◆ Your instructions:
Your copy of the material below should match it exactly, except that it holds no pictures.

((

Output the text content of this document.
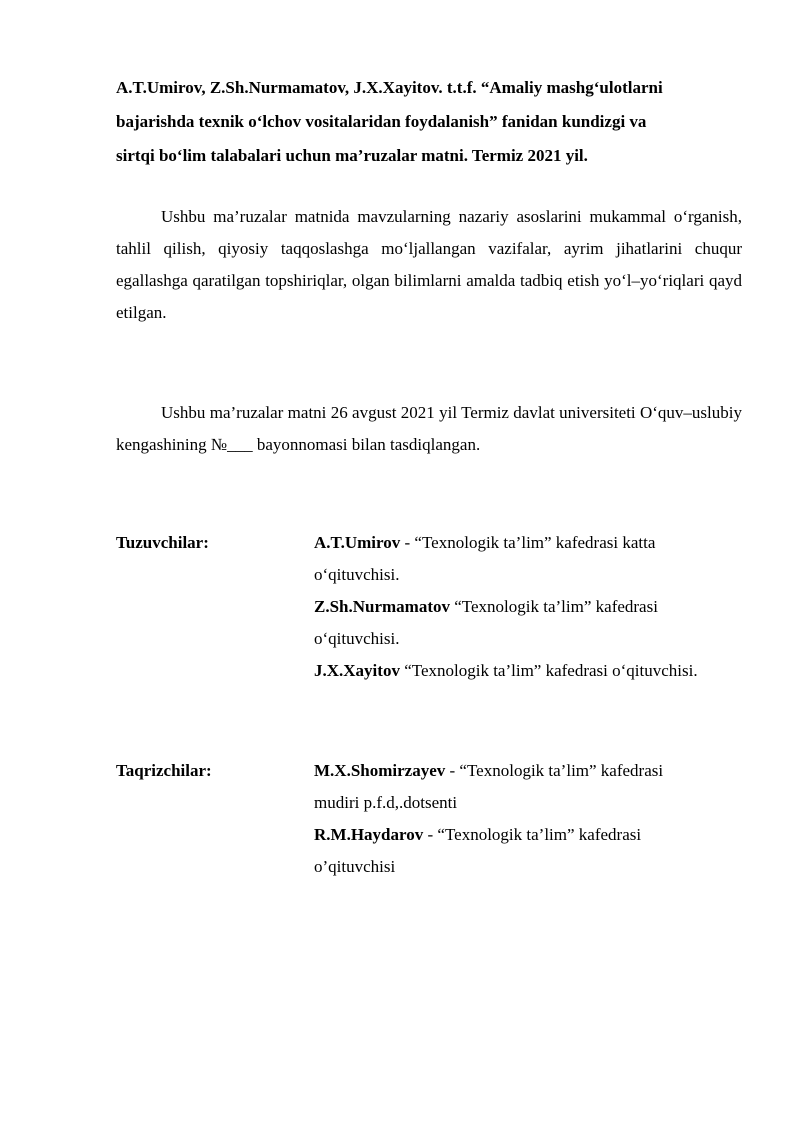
A.T.Umirov, Z.Sh.Nurmamatov, J.X.Xayitov. t.t.f. “Amaliy mashg‘ulotlarni
bajarishda texnik o‘lchov vositalaridan foydalanish” fanidan kundizgi va
sirtqi bo‘lim talabalari uchun ma’ruzalar matni. Termiz 2021 yil.
Ushbu ma’ruzalar matnida mavzularning nazariy asoslarini mukammal o‘rganish, tahlil qilish, qiyosiy taqqoslashga mo‘ljallangan vazifalar, ayrim jihatlarini chuqur egallashga qaratilgan topshiriqlar, olgan bilimlarni amalda tadbiq etish yo‘l–yo‘riqlari qayd etilgan.
Ushbu ma’ruzalar matni 26 avgust 2021 yil Termiz davlat universiteti O‘quv–uslubiy kengashining №___ bayonnomasi bilan tasdiqlangan.
Tuzuvchilar:	A.T.Umirov - “Texnologik ta’lim” kafedrasi katta
o‘qituvchisi.
Z.Sh.Nurmamatov “Texnologik ta’lim” kafedrasi
o‘qituvchisi.
J.X.Xayitov “Texnologik ta’lim” kafedrasi o‘qituvchisi.
Taqrizchilar:	M.X.Shomirzayev - “Texnologik ta’lim” kafedrasi
mudiri p.f.d,.dotsenti
R.M.Haydarov - “Texnologik ta’lim” kafedrasi
o’qituvchisi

))

◆ Output:
Output the text content of this document.
A.T.Umirov, Z.Sh.Nurmamatov, J.X.Xayitov. t.t.f. “Amaliy mashg‘ulotlarni
bajarishda texnik o‘lchov vositalaridan foydalanish” fanidan kundizgi va
sirtqi bo‘lim talabalari uchun ma’ruzalar matni. Termiz 2021 yil.
Ushbu ma’ruzalar matnida mavzularning nazariy asoslarini mukammal o‘rganish, tahlil qilish, qiyosiy taqqoslashga mo‘ljallangan vazifalar, ayrim jihatlarini chuqur egallashga qaratilgan topshiriqlar, olgan bilimlarni amalda tadbiq etish yo‘l–yo‘riqlari qayd etilgan.
Ushbu ma’ruzalar matni 26 avgust 2021 yil Termiz davlat universiteti O‘quv–uslubiy kengashining №___ bayonnomasi bilan tasdiqlangan.
Tuzuvchilar:	A.T.Umirov - “Texnologik ta’lim” kafedrasi katta
o‘qituvchisi.
Z.Sh.Nurmamatov “Texnologik ta’lim” kafedrasi
o‘qituvchisi.
J.X.Xayitov “Texnologik ta’lim” kafedrasi o‘qituvchisi.
Taqrizchilar:	M.X.Shomirzayev - “Texnologik ta’lim” kafedrasi
mudiri p.f.d,.dotsenti
R.M.Haydarov - “Texnologik ta’lim” kafedrasi
o’qituvchisi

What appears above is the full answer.